Update the records from the line with "Itemize the components" through the line with "speaker-tile-2: おのだまーしー [301, 607, 573, 762]" by replacing "participant-tile" with "attendee-tile", leaving everything else unchanged. Reproduce only those lines.

→ Data records:
________________

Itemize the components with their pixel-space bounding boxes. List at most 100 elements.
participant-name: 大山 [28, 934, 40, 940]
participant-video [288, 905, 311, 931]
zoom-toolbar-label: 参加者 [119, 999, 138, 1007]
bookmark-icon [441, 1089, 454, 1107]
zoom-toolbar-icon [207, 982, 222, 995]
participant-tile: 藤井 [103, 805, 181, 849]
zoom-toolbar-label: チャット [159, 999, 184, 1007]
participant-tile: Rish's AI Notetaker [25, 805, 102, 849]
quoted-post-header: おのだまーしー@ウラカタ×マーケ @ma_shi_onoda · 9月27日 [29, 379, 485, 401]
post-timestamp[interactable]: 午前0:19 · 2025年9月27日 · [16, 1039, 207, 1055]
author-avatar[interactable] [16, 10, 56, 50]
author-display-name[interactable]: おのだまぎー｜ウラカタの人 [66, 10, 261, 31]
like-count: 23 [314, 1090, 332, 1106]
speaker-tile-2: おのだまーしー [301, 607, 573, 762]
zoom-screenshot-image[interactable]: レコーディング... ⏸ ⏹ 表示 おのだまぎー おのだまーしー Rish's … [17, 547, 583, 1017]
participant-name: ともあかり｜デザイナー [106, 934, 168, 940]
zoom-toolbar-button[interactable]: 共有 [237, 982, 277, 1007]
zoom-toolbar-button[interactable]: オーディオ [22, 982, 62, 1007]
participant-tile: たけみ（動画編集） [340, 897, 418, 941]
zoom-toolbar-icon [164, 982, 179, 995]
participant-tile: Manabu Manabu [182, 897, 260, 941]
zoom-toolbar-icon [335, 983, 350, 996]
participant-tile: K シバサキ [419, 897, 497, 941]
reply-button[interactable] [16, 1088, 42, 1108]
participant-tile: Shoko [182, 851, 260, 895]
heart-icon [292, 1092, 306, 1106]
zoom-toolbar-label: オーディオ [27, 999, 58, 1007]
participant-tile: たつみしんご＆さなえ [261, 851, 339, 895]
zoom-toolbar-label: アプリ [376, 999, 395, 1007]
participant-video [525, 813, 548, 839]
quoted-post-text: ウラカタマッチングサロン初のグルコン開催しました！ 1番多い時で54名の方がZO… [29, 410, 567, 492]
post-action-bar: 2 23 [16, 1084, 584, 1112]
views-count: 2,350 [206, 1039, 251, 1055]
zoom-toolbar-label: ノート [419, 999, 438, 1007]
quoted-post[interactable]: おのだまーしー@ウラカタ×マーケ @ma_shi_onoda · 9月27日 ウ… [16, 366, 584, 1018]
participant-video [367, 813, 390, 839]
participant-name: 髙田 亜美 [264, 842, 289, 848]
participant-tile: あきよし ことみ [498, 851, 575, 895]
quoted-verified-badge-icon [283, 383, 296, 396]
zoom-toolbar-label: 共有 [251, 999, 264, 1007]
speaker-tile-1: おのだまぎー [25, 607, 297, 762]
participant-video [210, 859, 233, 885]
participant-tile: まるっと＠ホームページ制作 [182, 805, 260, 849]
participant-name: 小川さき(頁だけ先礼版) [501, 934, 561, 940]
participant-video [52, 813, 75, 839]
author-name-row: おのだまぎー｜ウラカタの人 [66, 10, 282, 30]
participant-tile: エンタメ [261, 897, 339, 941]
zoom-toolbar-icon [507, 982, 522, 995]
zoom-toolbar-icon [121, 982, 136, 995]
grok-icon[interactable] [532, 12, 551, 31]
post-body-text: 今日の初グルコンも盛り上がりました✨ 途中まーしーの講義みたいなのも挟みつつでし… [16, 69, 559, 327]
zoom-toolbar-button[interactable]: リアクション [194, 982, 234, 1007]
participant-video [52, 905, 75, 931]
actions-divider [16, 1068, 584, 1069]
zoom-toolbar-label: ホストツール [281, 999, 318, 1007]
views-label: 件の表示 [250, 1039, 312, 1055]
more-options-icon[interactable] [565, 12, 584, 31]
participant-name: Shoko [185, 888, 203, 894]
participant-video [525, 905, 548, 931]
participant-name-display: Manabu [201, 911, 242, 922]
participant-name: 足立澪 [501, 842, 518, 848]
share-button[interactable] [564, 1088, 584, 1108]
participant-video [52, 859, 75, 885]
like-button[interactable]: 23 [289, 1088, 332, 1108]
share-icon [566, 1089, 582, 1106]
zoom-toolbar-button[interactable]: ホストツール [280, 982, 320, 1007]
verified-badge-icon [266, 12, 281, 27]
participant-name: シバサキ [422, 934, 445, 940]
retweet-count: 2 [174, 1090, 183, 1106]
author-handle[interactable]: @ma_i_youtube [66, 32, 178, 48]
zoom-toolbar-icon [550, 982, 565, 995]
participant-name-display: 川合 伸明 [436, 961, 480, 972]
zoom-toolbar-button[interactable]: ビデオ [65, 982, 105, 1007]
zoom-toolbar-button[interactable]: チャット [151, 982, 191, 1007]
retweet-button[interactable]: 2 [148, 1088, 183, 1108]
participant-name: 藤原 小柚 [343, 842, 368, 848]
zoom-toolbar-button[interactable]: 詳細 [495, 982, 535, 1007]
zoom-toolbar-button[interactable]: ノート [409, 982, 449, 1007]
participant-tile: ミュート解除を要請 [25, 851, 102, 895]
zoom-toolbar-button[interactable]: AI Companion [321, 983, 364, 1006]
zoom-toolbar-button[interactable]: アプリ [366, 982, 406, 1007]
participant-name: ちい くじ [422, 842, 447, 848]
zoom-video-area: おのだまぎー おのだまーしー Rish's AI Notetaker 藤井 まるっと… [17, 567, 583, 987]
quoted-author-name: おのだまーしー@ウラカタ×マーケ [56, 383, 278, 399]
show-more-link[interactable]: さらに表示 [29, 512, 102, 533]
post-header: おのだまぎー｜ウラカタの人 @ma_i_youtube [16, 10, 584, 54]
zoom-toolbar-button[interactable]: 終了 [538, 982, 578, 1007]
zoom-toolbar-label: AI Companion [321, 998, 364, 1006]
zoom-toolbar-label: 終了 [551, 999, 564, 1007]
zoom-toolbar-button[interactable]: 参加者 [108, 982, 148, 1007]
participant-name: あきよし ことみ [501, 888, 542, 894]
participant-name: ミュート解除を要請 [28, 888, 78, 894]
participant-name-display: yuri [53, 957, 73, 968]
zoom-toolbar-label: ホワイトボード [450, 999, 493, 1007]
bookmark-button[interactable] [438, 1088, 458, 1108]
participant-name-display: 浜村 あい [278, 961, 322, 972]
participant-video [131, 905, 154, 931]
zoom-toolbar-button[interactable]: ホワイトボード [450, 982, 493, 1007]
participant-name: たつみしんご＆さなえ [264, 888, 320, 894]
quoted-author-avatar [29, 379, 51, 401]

________________

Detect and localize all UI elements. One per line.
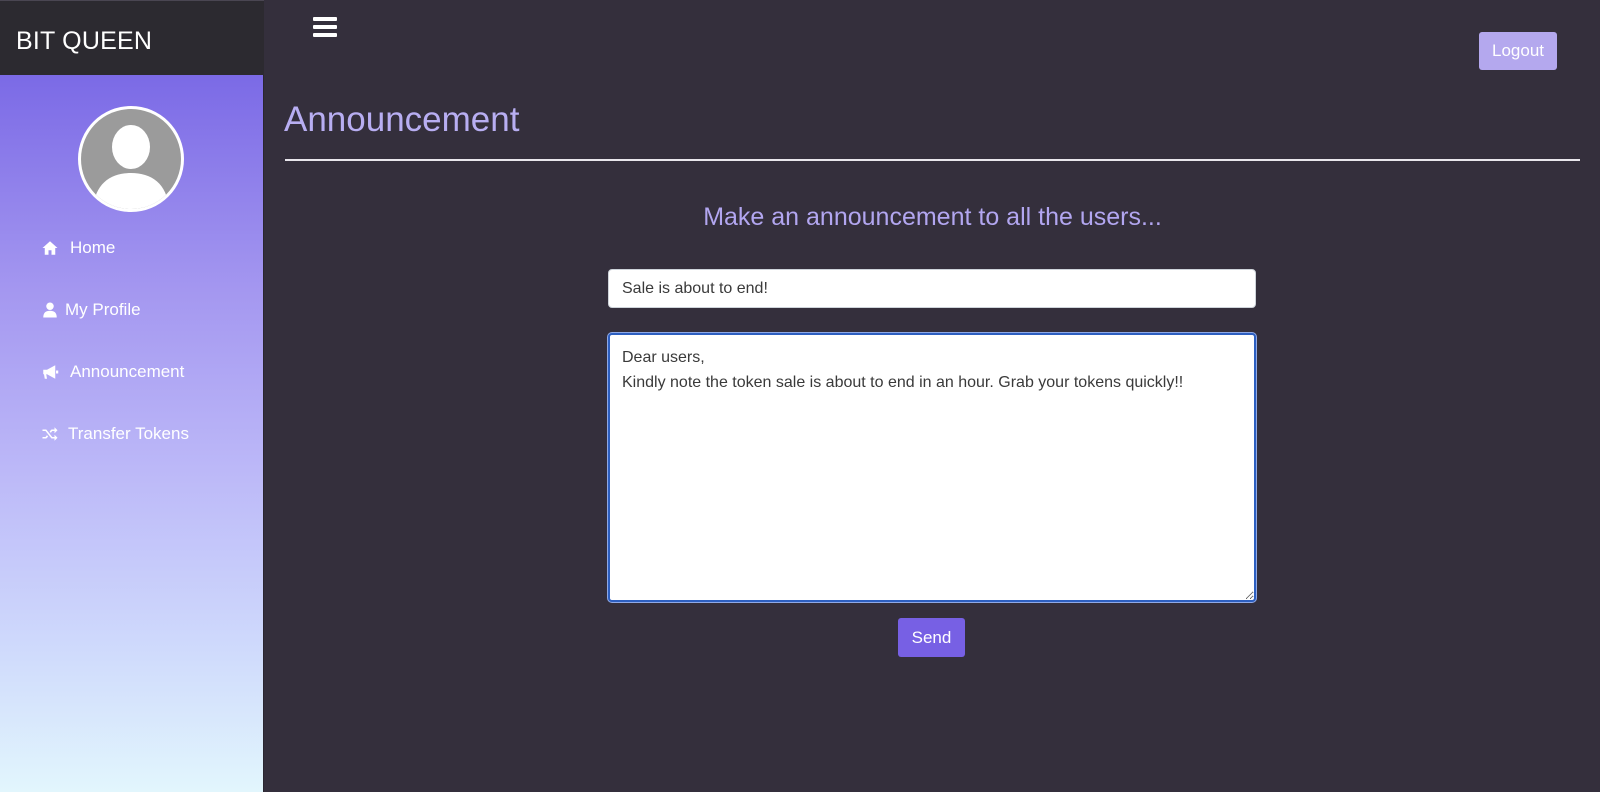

________________

→ Answer to this problem:
Itemize the components with their pixel-space bounding boxes. List at most 100 elements.
participant-name: 大山 [28, 934, 40, 940]
participant-video [288, 905, 311, 931]
zoom-toolbar-label: 参加者 [119, 999, 138, 1007]
bookmark-icon [441, 1089, 454, 1107]
zoom-toolbar-icon [207, 982, 222, 995]
attendee-tile: 藤井 [103, 805, 181, 849]
zoom-toolbar-label: チャット [159, 999, 184, 1007]
attendee-tile: Rish's AI Notetaker [25, 805, 102, 849]
quoted-post-header: おのだまーしー@ウラカタ×マーケ @ma_shi_onoda · 9月27日 [29, 379, 485, 401]
post-timestamp[interactable]: 午前0:19 · 2025年9月27日 · [16, 1039, 207, 1055]
author-avatar[interactable] [16, 10, 56, 50]
author-display-name[interactable]: おのだまぎー｜ウラカタの人 [66, 10, 261, 31]
like-count: 23 [314, 1090, 332, 1106]
speaker-tile-2: おのだまーしー [301, 607, 573, 762]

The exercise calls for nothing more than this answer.